* Your goal
Can you transcribe the data exactly? Leave the pictures out.

[Extracted data entries]
start
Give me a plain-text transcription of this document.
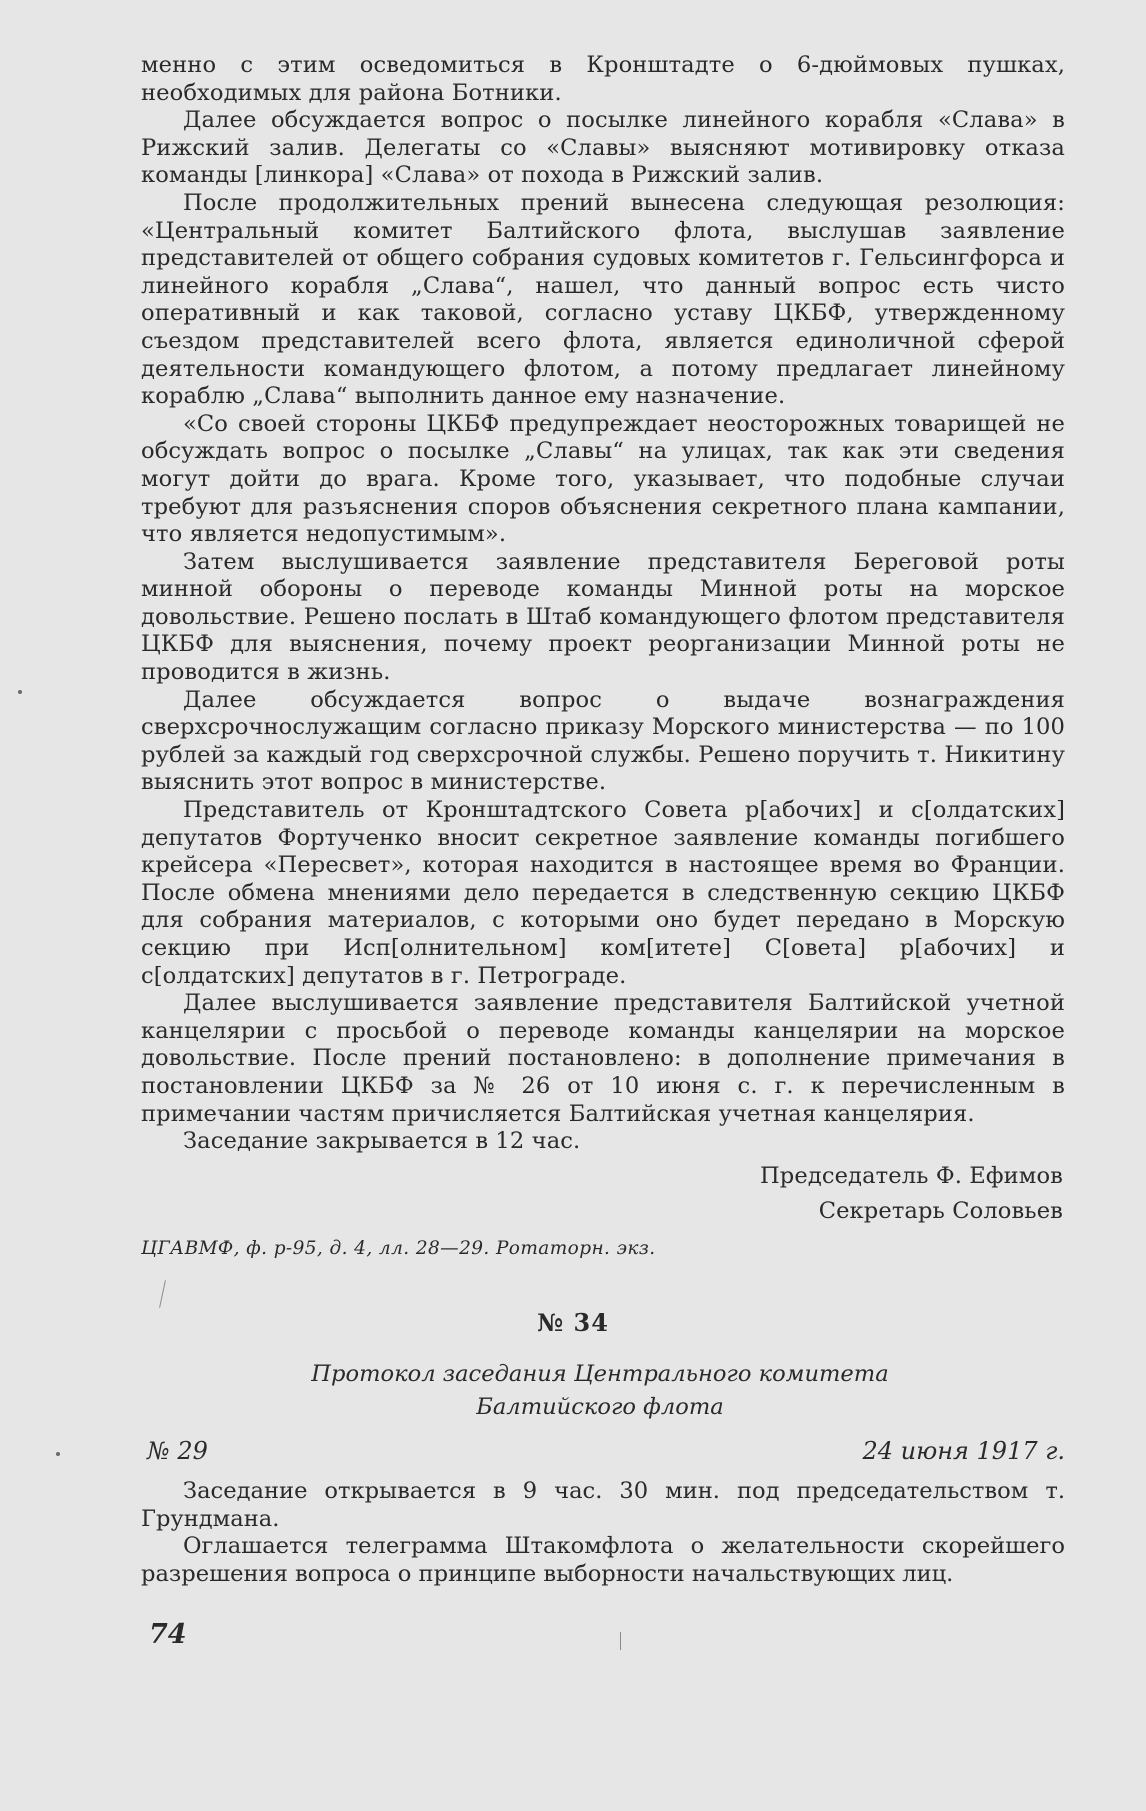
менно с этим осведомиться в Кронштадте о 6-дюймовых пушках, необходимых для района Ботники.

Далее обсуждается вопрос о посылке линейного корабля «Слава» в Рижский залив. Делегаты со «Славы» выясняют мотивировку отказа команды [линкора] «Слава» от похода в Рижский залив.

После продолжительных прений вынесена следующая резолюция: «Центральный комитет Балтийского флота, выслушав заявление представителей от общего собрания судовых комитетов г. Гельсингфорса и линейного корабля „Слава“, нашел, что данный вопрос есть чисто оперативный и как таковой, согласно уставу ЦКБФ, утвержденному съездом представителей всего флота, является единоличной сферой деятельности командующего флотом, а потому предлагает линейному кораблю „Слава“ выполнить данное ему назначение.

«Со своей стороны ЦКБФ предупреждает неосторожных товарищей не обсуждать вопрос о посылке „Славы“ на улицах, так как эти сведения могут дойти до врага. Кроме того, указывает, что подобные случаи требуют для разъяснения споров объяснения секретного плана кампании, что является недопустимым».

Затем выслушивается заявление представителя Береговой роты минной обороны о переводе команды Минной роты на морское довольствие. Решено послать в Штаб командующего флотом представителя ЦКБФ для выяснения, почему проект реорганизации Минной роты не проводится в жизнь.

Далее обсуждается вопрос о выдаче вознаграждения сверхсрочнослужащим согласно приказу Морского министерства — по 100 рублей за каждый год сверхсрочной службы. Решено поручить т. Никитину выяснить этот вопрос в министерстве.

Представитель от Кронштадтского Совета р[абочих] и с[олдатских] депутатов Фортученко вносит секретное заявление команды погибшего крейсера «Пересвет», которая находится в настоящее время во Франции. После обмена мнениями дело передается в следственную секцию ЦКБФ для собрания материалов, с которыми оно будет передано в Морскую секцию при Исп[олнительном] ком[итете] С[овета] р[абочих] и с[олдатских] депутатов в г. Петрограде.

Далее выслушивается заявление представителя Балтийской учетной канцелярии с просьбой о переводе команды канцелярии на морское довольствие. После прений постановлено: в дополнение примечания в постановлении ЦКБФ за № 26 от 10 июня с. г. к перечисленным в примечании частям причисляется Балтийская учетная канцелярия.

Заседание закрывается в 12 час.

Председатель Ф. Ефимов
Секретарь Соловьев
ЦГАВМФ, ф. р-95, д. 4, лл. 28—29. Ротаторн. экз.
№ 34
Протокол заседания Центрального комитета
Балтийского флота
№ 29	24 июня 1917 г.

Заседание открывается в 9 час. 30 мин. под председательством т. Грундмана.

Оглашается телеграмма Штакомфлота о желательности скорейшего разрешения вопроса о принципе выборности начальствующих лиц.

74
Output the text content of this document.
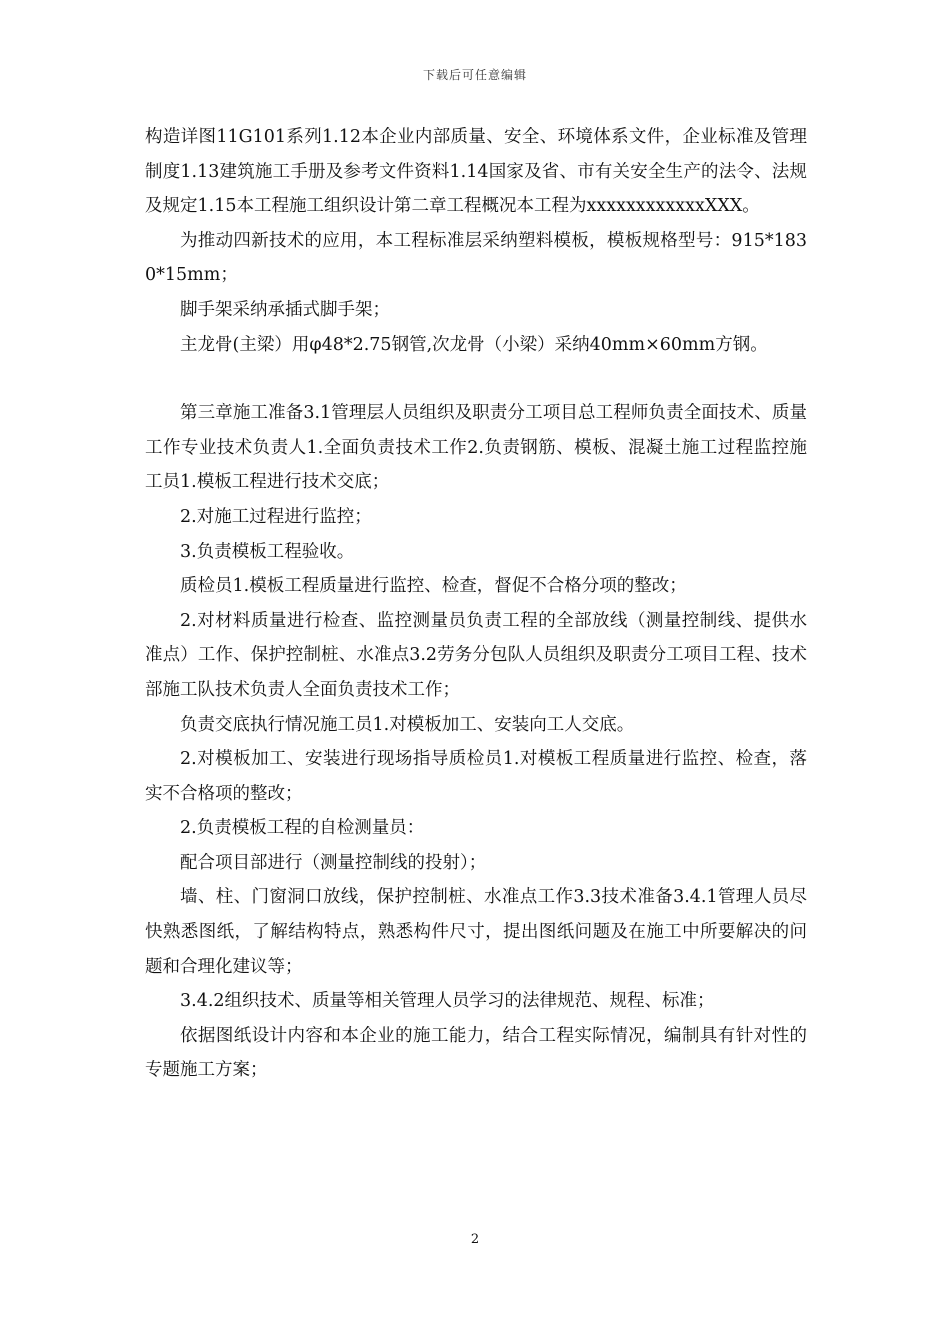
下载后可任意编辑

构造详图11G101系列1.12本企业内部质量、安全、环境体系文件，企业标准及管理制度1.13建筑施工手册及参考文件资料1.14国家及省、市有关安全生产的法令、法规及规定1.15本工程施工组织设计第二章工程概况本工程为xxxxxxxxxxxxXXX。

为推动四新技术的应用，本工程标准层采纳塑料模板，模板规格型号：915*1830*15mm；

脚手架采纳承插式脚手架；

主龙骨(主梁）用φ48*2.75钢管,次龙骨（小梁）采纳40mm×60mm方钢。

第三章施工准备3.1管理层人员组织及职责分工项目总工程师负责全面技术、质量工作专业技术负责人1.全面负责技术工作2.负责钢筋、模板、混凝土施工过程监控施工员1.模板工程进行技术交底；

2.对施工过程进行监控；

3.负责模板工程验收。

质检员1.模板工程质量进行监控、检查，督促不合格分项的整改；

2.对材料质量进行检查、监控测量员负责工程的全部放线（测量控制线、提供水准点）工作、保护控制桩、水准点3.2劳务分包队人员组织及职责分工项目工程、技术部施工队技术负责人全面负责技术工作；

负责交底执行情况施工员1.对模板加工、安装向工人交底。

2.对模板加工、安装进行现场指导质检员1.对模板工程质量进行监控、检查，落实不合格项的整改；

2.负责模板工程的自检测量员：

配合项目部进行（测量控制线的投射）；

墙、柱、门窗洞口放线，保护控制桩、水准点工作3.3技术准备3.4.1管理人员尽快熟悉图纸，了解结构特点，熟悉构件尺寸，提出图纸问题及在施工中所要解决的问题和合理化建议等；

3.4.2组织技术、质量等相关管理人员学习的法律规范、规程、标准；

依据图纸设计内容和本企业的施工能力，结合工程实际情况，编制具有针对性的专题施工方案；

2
end
* Expected answer
Give me a plain-text transcription of this document.
менно с этим осведомиться в Кронштадте о 6-дюймовых пушках, необходимых для района Ботники.

Далее обсуждается вопрос о посылке линейного корабля «Слава» в Рижский залив. Делегаты со «Славы» выясняют мотивировку отказа команды [линкора] «Слава» от похода в Рижский залив.

После продолжительных прений вынесена следующая резолюция: «Центральный комитет Балтийского флота, выслушав заявление представителей от общего собрания судовых комитетов г. Гельсингфорса и линейного корабля „Слава“, нашел, что данный вопрос есть чисто оперативный и как таковой, согласно уставу ЦКБФ, утвержденному съездом представителей всего флота, является единоличной сферой деятельности командующего флотом, а потому предлагает линейному кораблю „Слава“ выполнить данное ему назначение.

«Со своей стороны ЦКБФ предупреждает неосторожных товарищей не обсуждать вопрос о посылке „Славы“ на улицах, так как эти сведения могут дойти до врага. Кроме того, указывает, что подобные случаи требуют для разъяснения споров объяснения секретного плана кампании, что является недопустимым».

Затем выслушивается заявление представителя Береговой роты минной обороны о переводе команды Минной роты на морское довольствие. Решено послать в Штаб командующего флотом представителя ЦКБФ для выяснения, почему проект реорганизации Минной роты не проводится в жизнь.

Далее обсуждается вопрос о выдаче вознаграждения сверхсрочнослужащим согласно приказу Морского министерства — по 100 рублей за каждый год сверхсрочной службы. Решено поручить т. Никитину выяснить этот вопрос в министерстве.

Представитель от Кронштадтского Совета р[абочих] и с[олдатских] депутатов Фортученко вносит секретное заявление команды погибшего крейсера «Пересвет», которая находится в настоящее время во Франции. После обмена мнениями дело передается в следственную секцию ЦКБФ для собрания материалов, с которыми оно будет передано в Морскую секцию при Исп[олнительном] ком[итете] С[овета] р[абочих] и с[олдатских] депутатов в г. Петрограде.

Далее выслушивается заявление представителя Балтийской учетной канцелярии с просьбой о переводе команды канцелярии на морское довольствие. После прений постановлено: в дополнение примечания в постановлении ЦКБФ за № 26 от 10 июня с. г. к перечисленным в примечании частям причисляется Балтийская учетная канцелярия.

Заседание закрывается в 12 час.

Председатель Ф. Ефимов
Секретарь Соловьев
ЦГАВМФ, ф. р-95, д. 4, лл. 28—29. Ротаторн. экз.
№ 34
Протокол заседания Центрального комитета
Балтийского флота
№ 29	24 июня 1917 г.

Заседание открывается в 9 час. 30 мин. под председательством т. Грундмана.

Оглашается телеграмма Штакомфлота о желательности скорейшего разрешения вопроса о принципе выборности начальствующих лиц.

74
Output the text content of this document.
下载后可任意编辑

构造详图11G101系列1.12本企业内部质量、安全、环境体系文件，企业标准及管理制度1.13建筑施工手册及参考文件资料1.14国家及省、市有关安全生产的法令、法规及规定1.15本工程施工组织设计第二章工程概况本工程为xxxxxxxxxxxxXXX。

为推动四新技术的应用，本工程标准层采纳塑料模板，模板规格型号：915*1830*15mm；

脚手架采纳承插式脚手架；

主龙骨(主梁）用φ48*2.75钢管,次龙骨（小梁）采纳40mm×60mm方钢。

第三章施工准备3.1管理层人员组织及职责分工项目总工程师负责全面技术、质量工作专业技术负责人1.全面负责技术工作2.负责钢筋、模板、混凝土施工过程监控施工员1.模板工程进行技术交底；

2.对施工过程进行监控；

3.负责模板工程验收。

质检员1.模板工程质量进行监控、检查，督促不合格分项的整改；

2.对材料质量进行检查、监控测量员负责工程的全部放线（测量控制线、提供水准点）工作、保护控制桩、水准点3.2劳务分包队人员组织及职责分工项目工程、技术部施工队技术负责人全面负责技术工作；

负责交底执行情况施工员1.对模板加工、安装向工人交底。

2.对模板加工、安装进行现场指导质检员1.对模板工程质量进行监控、检查，落实不合格项的整改；

2.负责模板工程的自检测量员：

配合项目部进行（测量控制线的投射）；

墙、柱、门窗洞口放线，保护控制桩、水准点工作3.3技术准备3.4.1管理人员尽快熟悉图纸，了解结构特点，熟悉构件尺寸，提出图纸问题及在施工中所要解决的问题和合理化建议等；

3.4.2组织技术、质量等相关管理人员学习的法律规范、规程、标准；

依据图纸设计内容和本企业的施工能力，结合工程实际情况，编制具有针对性的专题施工方案；

2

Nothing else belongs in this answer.